[Instruction]
Lines containing the string "Edit" are to be counted; report the total by itself.

(Collected data entries)
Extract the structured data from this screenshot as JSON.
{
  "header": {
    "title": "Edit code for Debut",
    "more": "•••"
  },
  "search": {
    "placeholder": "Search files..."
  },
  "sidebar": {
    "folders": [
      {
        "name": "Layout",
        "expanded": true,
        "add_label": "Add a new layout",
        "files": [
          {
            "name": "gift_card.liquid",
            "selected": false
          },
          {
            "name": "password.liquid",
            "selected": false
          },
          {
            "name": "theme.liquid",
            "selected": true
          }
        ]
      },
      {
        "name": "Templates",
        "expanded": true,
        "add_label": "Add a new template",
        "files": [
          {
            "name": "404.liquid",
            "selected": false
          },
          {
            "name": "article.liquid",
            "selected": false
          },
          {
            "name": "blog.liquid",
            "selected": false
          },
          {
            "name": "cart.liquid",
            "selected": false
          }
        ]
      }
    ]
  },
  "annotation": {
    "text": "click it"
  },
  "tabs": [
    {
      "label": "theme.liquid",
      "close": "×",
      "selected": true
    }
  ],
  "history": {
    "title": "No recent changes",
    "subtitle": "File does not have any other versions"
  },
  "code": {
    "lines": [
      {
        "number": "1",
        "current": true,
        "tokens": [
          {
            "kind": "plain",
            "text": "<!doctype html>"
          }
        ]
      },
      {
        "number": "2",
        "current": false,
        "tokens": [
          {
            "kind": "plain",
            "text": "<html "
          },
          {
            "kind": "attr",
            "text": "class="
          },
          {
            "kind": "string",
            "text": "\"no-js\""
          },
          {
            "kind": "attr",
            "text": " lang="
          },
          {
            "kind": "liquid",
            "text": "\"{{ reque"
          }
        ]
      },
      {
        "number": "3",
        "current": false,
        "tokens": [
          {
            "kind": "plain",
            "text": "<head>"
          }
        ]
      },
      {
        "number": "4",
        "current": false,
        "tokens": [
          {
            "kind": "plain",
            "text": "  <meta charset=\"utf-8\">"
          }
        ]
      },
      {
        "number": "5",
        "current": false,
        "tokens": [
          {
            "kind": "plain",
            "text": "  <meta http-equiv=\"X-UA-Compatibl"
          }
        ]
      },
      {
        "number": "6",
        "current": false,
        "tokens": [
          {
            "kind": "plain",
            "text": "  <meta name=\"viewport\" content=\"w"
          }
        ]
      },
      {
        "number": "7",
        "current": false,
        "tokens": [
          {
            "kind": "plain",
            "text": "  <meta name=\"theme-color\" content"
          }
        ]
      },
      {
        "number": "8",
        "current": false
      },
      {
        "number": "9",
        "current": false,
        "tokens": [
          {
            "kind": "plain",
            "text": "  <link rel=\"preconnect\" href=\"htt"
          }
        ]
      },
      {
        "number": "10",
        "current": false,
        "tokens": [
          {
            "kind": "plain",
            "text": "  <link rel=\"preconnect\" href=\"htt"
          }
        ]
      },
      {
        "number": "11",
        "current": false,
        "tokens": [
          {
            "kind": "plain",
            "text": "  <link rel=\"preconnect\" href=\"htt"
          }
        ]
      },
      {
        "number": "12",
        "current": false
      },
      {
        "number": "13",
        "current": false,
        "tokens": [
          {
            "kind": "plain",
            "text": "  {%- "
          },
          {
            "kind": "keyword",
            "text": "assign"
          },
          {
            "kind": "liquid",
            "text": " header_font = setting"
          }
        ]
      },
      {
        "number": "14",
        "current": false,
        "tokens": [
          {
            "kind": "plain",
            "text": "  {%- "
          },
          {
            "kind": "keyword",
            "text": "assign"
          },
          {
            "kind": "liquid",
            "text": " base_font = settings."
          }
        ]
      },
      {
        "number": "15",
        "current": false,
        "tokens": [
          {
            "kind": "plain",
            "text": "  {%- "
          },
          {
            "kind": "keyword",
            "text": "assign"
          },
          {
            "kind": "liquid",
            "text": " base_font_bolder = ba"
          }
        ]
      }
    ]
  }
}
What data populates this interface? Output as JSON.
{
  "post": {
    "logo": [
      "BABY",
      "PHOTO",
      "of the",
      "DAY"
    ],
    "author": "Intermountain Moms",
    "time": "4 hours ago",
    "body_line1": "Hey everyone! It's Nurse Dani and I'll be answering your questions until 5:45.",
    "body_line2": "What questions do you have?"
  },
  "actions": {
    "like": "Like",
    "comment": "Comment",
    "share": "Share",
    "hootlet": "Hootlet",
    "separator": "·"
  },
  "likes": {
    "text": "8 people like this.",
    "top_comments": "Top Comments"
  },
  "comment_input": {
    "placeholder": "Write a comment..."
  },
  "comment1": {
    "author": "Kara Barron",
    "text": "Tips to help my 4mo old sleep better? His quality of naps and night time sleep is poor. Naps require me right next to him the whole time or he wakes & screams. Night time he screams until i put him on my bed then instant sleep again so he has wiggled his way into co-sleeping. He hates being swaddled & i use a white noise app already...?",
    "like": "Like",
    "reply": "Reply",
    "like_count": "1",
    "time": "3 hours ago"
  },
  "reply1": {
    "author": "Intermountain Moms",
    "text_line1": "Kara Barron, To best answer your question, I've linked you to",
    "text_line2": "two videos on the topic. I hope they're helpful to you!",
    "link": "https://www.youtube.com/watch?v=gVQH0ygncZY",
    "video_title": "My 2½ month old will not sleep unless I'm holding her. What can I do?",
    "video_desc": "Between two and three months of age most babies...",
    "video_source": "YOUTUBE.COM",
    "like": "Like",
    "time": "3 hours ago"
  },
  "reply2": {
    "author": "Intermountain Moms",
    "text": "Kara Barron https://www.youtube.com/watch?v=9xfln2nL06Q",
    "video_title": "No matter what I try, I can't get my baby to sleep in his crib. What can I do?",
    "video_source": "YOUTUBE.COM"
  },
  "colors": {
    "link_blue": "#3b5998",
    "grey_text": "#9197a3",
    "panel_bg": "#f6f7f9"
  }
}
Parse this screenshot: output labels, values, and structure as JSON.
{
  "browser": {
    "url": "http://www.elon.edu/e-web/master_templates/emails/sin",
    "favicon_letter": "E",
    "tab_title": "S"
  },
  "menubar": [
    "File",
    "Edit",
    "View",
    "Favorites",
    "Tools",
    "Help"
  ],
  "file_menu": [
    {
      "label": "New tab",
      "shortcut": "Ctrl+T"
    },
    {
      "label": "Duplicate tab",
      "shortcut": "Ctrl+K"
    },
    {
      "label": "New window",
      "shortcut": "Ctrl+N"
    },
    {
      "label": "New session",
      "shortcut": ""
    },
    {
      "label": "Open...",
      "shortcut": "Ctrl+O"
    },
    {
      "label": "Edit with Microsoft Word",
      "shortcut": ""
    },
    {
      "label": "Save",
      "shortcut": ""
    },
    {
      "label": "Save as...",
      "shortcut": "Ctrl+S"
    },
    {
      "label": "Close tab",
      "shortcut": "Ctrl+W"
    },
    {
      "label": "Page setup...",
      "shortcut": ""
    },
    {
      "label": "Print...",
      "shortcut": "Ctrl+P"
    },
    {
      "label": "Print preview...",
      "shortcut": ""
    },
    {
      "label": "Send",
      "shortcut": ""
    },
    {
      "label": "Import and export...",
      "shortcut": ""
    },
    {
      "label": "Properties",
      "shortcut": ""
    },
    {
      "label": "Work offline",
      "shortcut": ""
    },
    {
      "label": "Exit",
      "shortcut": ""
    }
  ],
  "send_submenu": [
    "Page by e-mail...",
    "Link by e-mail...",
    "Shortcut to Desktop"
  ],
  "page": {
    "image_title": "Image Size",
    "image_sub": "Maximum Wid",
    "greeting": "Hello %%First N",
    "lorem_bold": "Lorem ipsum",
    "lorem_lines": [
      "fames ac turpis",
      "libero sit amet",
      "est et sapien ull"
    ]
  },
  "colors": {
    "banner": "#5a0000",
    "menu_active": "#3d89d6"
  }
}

[Problem solution]
3